* _Written task_: Look through the lines below and extract each one that contains "xlabel".

* _Supplied material_:
.....
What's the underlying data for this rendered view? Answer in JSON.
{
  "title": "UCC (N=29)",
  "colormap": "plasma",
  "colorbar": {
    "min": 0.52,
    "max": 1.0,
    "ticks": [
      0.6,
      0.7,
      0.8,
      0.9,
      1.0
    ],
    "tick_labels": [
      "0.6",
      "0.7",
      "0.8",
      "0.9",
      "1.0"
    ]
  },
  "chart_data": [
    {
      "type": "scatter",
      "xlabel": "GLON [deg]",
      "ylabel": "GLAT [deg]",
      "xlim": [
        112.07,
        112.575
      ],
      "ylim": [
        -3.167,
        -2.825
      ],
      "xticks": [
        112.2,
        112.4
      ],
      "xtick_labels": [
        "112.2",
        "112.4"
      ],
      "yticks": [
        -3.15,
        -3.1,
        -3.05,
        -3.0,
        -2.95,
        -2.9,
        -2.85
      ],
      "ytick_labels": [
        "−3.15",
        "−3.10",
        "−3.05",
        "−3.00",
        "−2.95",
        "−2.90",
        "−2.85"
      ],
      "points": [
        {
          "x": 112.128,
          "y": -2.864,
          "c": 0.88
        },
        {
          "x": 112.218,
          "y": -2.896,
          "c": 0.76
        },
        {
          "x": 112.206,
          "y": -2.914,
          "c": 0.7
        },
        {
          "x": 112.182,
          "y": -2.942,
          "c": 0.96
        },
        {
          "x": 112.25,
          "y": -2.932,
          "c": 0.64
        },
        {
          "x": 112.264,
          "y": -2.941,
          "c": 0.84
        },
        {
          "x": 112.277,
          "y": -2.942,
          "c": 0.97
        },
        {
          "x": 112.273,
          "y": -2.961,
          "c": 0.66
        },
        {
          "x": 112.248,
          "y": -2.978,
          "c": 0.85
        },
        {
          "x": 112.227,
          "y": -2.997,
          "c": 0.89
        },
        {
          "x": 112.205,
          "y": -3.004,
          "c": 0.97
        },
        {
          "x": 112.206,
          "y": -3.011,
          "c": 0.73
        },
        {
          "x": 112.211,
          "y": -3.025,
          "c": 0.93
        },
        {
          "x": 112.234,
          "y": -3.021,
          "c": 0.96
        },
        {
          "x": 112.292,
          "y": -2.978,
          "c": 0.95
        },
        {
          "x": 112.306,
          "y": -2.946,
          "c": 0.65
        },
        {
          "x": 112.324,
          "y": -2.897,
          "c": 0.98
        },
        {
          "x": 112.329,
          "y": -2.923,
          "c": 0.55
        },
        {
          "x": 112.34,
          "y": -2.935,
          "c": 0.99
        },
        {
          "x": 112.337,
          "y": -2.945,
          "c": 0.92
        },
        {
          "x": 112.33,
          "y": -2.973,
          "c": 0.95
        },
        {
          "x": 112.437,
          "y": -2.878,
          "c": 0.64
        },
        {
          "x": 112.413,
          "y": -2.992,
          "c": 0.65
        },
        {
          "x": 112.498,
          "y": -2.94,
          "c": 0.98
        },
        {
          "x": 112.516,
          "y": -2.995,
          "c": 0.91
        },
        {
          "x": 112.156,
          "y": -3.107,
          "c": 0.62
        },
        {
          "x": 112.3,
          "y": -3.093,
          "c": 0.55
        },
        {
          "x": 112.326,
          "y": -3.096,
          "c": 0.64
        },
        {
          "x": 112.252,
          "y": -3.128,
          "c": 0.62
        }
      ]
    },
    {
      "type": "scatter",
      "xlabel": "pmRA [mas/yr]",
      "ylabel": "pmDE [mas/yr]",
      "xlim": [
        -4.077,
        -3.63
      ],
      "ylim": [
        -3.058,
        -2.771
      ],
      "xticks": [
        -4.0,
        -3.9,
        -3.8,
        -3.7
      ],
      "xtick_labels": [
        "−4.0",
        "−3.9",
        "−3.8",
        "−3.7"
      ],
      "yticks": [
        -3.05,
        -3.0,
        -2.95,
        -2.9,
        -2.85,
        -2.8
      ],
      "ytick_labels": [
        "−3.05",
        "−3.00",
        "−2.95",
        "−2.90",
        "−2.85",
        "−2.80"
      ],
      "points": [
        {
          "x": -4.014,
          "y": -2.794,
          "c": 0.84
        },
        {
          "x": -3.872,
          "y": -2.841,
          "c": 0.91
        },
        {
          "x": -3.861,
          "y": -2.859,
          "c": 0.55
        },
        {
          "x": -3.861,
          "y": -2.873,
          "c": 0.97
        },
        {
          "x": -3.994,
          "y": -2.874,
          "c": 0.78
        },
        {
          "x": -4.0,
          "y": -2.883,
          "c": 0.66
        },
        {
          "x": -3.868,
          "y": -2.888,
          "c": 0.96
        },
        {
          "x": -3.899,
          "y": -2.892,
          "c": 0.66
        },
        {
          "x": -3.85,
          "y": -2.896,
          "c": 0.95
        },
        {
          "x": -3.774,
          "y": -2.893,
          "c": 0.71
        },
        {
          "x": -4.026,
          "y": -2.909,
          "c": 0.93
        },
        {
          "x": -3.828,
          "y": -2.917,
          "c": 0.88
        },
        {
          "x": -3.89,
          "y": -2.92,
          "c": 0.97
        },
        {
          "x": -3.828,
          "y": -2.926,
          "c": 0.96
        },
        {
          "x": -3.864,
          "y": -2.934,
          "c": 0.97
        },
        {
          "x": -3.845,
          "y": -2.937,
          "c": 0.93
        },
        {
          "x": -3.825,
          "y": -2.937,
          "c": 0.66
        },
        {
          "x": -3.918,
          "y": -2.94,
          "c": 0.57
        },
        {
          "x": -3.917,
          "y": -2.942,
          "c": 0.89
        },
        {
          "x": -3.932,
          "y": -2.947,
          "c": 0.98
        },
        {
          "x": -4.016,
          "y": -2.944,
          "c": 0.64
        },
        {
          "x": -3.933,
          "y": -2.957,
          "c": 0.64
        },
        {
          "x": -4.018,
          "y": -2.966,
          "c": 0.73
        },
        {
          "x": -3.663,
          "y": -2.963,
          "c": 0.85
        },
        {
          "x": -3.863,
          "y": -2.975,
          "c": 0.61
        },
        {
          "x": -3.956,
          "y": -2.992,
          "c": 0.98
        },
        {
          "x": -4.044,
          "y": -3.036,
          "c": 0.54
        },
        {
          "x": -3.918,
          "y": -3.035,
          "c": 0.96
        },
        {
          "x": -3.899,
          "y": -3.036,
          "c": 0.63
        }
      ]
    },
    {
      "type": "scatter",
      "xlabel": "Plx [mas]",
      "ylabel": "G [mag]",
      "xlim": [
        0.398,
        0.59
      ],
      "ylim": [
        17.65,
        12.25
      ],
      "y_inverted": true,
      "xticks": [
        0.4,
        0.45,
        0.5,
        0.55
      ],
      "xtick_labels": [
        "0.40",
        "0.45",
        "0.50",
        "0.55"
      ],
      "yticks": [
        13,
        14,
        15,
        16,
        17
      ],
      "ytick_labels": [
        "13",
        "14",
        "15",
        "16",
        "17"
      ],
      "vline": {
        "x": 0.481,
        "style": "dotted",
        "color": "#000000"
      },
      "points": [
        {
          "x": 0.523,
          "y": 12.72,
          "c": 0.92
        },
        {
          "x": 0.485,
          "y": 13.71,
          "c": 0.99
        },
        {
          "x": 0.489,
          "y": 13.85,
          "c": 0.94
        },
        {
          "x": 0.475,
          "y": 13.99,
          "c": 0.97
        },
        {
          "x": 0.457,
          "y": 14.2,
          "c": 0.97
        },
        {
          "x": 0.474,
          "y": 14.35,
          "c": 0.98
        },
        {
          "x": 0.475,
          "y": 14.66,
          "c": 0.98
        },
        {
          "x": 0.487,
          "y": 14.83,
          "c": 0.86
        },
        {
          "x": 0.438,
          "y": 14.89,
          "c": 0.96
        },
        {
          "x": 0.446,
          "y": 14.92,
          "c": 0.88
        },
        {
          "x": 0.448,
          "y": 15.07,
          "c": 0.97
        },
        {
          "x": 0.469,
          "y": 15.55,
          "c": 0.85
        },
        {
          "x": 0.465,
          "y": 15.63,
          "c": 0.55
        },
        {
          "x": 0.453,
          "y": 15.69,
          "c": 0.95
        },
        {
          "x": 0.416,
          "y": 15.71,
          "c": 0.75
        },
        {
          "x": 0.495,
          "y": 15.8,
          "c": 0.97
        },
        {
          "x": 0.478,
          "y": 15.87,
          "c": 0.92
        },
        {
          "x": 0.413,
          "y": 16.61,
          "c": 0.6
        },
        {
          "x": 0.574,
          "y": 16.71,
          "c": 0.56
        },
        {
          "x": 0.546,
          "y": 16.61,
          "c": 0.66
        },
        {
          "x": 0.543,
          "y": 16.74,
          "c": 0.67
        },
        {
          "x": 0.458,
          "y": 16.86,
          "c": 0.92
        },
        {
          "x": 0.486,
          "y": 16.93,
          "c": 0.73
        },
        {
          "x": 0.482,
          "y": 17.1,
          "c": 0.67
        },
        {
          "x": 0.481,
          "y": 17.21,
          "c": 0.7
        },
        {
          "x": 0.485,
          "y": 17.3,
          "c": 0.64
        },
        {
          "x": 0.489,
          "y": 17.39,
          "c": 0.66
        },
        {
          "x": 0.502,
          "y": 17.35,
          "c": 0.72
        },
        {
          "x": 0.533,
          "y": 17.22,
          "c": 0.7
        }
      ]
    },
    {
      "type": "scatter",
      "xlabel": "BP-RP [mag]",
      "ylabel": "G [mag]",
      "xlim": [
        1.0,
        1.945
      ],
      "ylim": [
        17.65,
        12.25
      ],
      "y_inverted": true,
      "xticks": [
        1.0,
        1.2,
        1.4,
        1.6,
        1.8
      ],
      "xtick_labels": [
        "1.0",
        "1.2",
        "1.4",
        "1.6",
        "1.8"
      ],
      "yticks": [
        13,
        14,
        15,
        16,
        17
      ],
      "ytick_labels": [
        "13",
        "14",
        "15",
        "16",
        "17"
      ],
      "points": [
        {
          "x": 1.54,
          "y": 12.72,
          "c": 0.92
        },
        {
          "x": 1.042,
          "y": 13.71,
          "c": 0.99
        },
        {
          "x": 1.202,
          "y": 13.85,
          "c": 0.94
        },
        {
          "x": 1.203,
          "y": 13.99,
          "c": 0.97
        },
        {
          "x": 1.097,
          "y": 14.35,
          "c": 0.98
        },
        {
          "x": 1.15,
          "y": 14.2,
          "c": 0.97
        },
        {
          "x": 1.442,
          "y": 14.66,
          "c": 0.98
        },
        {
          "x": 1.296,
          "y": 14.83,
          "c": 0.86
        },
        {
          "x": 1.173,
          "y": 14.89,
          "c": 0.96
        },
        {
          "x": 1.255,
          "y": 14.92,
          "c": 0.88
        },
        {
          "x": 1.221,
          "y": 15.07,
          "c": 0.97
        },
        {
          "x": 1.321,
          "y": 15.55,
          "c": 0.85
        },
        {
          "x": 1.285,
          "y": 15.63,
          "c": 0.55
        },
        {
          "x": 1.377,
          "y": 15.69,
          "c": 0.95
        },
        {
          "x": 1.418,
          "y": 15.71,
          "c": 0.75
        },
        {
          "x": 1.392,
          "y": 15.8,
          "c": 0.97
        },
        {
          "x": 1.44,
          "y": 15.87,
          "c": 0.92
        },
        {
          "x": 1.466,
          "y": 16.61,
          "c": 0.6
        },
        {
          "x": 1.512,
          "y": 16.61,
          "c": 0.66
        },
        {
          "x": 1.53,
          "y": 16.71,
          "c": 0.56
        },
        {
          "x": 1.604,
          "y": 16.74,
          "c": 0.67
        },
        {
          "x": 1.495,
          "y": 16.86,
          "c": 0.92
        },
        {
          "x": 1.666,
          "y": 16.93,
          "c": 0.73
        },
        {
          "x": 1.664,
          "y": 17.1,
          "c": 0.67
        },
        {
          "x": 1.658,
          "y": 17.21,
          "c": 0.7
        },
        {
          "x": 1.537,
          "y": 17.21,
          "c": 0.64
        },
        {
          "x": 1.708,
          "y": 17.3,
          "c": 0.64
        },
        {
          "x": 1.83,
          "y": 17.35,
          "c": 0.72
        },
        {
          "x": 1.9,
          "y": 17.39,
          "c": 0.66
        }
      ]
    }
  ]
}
.....
* _Solution to this task_:
      "xlabel": "GLON [deg]",
      "xlabel": "pmRA [mas/yr]",
      "xlabel": "Plx [mas]",
      "xlabel": "BP-RP [mag]",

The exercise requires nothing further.